Information provided start
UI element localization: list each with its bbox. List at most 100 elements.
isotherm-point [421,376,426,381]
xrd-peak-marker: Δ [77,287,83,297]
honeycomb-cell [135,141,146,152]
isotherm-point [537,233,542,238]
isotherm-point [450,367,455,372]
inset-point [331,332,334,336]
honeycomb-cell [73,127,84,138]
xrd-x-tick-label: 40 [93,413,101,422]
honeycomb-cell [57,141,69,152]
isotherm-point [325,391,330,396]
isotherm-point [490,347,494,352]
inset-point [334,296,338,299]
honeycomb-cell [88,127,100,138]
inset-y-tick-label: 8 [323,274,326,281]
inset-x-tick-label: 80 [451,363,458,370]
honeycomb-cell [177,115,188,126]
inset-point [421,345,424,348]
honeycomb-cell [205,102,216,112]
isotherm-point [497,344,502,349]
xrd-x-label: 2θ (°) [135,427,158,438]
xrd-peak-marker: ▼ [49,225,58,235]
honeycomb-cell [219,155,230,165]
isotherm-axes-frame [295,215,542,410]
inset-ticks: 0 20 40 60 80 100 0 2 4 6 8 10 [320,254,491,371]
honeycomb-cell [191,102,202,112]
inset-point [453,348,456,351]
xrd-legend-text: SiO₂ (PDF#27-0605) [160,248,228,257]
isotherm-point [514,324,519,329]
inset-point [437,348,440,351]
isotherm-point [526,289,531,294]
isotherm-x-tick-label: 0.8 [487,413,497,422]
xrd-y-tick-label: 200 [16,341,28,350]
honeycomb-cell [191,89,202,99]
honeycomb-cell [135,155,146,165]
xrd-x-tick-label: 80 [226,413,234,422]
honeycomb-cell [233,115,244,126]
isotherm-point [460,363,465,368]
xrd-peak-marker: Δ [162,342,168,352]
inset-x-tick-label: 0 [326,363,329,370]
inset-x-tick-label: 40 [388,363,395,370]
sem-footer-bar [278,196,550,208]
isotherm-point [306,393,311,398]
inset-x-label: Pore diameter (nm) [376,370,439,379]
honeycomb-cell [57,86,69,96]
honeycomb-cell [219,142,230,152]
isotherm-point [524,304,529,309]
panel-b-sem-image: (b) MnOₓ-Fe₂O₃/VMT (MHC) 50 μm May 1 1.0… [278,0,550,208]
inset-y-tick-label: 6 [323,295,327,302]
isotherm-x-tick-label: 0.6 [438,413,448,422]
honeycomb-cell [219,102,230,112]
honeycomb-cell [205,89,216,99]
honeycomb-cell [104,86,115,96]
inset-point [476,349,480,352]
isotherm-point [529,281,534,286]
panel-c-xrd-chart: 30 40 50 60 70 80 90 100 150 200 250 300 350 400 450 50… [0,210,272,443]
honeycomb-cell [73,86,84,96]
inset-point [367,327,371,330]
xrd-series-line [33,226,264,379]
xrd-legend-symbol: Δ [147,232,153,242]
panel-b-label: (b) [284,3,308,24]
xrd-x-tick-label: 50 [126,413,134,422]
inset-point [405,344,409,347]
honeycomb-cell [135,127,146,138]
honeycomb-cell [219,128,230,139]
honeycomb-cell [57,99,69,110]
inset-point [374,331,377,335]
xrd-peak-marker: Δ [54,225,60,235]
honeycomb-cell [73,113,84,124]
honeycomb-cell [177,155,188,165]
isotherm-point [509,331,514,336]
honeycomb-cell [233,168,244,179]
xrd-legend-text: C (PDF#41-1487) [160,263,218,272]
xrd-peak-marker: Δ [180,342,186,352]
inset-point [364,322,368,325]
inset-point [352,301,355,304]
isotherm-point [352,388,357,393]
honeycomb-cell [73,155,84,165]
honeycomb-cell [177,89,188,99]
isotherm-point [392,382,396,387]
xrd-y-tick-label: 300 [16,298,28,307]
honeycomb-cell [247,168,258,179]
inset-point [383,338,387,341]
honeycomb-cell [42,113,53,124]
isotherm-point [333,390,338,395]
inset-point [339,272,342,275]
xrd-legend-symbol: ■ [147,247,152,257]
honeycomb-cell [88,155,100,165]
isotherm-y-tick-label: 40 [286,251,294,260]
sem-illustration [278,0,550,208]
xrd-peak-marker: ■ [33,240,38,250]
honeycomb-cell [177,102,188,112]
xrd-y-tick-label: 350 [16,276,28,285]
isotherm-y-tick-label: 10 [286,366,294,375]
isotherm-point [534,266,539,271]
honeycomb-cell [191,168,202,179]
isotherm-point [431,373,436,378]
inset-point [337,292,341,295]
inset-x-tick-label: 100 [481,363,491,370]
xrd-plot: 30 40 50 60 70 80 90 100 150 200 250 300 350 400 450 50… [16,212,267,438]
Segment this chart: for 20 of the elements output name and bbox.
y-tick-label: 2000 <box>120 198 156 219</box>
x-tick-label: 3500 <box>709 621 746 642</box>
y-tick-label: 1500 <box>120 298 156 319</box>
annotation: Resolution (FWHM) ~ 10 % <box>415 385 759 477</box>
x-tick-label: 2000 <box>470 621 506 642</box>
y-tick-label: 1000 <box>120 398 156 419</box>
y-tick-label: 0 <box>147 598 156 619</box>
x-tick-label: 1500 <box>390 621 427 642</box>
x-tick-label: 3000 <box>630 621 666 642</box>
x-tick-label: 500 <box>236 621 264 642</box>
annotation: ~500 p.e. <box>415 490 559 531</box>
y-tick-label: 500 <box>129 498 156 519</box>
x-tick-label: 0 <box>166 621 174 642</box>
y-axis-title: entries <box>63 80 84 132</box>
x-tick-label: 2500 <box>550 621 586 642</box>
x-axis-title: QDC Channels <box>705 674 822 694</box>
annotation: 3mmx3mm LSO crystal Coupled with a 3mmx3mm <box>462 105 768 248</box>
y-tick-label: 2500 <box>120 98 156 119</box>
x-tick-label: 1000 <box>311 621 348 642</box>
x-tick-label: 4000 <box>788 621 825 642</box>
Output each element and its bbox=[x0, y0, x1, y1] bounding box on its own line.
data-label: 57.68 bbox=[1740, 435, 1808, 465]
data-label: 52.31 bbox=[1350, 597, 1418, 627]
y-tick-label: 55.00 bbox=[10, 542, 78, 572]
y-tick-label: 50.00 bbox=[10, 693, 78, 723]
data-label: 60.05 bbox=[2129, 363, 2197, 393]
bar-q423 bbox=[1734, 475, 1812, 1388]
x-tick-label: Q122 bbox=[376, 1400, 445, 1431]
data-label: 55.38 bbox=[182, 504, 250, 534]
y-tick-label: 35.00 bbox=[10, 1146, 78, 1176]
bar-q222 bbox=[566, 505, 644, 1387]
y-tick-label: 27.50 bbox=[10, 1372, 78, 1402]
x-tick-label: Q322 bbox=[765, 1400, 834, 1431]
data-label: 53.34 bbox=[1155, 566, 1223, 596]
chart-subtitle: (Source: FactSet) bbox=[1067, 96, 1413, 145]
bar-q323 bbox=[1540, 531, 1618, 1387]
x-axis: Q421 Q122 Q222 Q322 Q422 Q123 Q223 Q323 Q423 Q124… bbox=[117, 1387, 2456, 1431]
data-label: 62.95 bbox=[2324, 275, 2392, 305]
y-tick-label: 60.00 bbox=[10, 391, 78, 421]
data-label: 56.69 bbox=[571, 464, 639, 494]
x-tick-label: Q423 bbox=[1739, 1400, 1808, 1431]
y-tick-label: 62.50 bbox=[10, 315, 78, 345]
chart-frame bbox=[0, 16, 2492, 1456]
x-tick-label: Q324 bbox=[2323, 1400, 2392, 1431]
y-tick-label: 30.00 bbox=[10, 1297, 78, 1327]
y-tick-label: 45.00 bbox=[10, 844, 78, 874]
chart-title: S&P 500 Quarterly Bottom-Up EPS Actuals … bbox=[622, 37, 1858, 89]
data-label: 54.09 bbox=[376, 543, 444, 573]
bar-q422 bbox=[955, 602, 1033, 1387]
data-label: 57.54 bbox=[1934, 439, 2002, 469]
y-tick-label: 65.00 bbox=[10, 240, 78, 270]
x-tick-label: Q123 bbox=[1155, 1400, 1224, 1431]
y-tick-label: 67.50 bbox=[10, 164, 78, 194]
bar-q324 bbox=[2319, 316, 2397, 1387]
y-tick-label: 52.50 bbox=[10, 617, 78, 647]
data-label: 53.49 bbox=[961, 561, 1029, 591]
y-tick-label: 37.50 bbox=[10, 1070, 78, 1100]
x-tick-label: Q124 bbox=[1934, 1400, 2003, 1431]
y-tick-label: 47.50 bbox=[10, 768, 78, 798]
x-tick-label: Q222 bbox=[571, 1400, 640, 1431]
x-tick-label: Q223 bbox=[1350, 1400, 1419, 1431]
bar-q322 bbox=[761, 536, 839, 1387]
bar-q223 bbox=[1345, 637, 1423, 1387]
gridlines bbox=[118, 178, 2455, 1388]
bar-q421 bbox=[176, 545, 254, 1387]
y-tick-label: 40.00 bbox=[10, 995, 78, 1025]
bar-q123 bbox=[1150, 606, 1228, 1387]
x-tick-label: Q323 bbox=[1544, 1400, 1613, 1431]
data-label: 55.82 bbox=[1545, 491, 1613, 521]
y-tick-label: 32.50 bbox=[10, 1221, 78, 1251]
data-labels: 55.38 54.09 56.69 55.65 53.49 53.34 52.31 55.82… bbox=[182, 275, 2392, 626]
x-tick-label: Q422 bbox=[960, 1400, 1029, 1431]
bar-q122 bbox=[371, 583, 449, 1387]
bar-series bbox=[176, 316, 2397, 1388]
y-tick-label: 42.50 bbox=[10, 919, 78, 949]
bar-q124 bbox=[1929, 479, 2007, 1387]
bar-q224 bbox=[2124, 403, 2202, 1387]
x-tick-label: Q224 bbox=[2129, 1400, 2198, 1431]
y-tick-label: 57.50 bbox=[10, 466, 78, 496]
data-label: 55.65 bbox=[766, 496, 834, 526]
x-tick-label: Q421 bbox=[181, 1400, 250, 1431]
Information provided end
#### Exercise brief
Copy out the lines word for word, starting at the first line and ending at the line that contains "honeycomb-cell [57,141,69,152]".

#### Solution for this problem
UI element localization: list each with its bbox. List at most 100 elements.
isotherm-point [421,376,426,381]
xrd-peak-marker: Δ [77,287,83,297]
honeycomb-cell [135,141,146,152]
isotherm-point [537,233,542,238]
isotherm-point [450,367,455,372]
inset-point [331,332,334,336]
honeycomb-cell [73,127,84,138]
xrd-x-tick-label: 40 [93,413,101,422]
honeycomb-cell [57,141,69,152]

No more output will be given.